● Problem statement
In the entries below, count each line holding the word "Authentication". Answer with the total alone.

[START Records supplied]

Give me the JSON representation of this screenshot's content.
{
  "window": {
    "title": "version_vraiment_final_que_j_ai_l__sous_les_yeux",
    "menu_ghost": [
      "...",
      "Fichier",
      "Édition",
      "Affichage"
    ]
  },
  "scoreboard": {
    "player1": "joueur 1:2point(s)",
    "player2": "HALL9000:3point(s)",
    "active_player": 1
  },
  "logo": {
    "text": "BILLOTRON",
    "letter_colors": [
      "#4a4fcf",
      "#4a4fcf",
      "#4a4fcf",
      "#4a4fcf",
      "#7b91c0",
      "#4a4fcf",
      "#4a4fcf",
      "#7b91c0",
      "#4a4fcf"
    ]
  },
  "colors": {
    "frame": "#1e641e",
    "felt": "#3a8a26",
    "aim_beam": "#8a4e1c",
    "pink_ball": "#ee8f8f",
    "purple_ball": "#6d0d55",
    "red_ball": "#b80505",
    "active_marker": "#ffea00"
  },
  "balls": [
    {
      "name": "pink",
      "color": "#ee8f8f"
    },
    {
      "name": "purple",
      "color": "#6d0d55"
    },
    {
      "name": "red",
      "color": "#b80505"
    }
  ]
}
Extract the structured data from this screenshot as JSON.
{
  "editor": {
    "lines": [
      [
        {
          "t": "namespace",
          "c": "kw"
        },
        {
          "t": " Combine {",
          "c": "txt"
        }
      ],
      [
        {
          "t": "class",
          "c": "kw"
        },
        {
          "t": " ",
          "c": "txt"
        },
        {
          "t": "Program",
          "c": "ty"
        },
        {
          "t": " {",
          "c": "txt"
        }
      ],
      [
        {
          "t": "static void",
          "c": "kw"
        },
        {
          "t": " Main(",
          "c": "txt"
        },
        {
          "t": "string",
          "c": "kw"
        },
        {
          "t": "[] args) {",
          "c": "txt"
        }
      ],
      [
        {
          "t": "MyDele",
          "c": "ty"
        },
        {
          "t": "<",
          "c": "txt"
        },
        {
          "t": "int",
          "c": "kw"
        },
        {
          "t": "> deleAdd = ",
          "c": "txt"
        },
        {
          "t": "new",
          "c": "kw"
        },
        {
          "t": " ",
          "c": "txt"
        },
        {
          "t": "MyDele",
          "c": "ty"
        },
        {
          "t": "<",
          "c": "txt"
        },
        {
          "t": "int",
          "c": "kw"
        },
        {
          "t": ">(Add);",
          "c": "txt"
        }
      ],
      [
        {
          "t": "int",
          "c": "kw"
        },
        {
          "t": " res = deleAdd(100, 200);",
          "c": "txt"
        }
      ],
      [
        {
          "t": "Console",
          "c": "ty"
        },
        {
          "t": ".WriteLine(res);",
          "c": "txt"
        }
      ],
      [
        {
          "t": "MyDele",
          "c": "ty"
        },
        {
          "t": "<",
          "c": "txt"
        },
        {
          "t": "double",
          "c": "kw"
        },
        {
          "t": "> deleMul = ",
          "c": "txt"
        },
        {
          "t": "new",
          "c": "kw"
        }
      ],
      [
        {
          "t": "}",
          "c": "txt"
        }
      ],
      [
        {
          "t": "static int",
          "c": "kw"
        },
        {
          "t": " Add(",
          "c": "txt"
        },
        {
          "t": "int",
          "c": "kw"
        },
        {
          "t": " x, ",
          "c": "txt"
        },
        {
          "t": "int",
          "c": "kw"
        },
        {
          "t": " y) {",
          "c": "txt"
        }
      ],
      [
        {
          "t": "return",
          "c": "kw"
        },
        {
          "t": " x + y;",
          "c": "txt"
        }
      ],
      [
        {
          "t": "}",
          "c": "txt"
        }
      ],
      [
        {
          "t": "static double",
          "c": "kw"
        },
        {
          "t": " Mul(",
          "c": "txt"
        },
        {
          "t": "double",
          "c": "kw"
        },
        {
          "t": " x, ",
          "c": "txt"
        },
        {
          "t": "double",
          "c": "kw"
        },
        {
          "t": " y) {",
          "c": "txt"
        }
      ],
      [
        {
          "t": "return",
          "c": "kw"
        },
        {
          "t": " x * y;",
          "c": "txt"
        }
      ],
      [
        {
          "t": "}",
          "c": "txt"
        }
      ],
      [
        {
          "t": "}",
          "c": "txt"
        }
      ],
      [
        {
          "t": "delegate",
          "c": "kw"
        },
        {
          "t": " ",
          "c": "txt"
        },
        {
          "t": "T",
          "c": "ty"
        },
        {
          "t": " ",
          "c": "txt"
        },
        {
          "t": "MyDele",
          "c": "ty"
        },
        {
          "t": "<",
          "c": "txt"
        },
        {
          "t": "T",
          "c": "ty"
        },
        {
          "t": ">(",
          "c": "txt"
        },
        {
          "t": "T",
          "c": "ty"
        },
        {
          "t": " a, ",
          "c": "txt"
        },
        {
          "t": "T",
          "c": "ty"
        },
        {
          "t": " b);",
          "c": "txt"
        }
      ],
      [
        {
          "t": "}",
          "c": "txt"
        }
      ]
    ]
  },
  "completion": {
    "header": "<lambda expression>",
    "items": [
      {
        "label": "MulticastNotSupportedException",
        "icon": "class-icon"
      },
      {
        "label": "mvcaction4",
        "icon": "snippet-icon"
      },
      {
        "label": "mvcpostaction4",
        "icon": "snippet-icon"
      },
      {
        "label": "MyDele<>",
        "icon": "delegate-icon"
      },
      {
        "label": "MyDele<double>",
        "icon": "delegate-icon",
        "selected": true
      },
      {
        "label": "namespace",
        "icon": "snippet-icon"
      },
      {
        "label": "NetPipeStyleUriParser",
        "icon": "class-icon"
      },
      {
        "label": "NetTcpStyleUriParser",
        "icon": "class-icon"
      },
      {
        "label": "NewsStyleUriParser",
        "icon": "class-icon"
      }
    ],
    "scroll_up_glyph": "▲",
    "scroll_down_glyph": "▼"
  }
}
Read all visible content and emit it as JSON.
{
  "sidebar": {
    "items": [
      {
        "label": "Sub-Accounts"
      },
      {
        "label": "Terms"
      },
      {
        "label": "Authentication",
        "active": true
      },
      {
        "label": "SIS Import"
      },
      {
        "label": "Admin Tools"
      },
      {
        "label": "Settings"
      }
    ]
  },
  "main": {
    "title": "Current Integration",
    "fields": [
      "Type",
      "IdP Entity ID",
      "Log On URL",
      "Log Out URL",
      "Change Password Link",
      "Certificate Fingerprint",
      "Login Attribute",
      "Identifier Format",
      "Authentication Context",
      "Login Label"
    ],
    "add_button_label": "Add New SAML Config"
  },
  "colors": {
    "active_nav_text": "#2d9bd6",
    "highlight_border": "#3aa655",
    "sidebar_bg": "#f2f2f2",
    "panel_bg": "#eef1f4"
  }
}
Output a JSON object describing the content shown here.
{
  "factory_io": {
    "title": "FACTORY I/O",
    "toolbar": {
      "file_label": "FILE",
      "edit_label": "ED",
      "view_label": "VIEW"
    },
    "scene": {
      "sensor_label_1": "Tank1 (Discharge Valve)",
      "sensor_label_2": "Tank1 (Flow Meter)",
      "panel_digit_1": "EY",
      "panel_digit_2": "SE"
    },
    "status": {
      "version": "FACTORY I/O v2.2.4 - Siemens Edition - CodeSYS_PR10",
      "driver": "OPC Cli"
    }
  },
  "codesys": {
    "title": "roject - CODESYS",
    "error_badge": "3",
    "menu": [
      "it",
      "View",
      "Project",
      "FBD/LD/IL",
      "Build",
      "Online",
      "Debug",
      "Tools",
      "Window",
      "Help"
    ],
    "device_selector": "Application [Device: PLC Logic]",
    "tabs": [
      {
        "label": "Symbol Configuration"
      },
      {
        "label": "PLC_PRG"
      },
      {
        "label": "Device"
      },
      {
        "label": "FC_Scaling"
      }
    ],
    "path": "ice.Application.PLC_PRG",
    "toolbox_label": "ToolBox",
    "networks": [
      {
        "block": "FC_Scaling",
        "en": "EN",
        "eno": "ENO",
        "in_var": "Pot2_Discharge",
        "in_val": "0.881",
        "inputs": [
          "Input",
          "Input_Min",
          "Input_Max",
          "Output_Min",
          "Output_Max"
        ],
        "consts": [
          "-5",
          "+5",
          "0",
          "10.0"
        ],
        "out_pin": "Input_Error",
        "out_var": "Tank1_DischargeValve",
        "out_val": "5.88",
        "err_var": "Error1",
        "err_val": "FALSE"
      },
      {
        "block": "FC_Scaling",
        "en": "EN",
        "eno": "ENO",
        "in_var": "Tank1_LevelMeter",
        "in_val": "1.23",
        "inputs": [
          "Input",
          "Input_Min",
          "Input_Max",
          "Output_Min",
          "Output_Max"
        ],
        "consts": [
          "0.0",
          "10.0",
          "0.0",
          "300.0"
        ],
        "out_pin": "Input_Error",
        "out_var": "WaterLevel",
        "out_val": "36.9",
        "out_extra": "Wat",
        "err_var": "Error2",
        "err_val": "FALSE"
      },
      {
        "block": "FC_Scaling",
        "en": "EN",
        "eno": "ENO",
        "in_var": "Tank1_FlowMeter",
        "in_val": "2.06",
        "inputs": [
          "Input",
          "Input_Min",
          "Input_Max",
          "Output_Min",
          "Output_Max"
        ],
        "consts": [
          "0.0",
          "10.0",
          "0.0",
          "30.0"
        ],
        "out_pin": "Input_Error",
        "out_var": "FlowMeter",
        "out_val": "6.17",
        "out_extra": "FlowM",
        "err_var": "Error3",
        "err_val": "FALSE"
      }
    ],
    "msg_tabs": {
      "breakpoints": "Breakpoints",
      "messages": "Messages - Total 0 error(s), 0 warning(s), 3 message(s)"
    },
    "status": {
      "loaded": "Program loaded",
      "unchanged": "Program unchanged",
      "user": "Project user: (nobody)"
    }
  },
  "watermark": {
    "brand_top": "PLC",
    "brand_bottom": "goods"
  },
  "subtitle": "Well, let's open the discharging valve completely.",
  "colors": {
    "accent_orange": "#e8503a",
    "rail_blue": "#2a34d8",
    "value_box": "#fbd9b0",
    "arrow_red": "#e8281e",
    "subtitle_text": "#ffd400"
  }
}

[END Records supplied]

● Solution to this exercise
2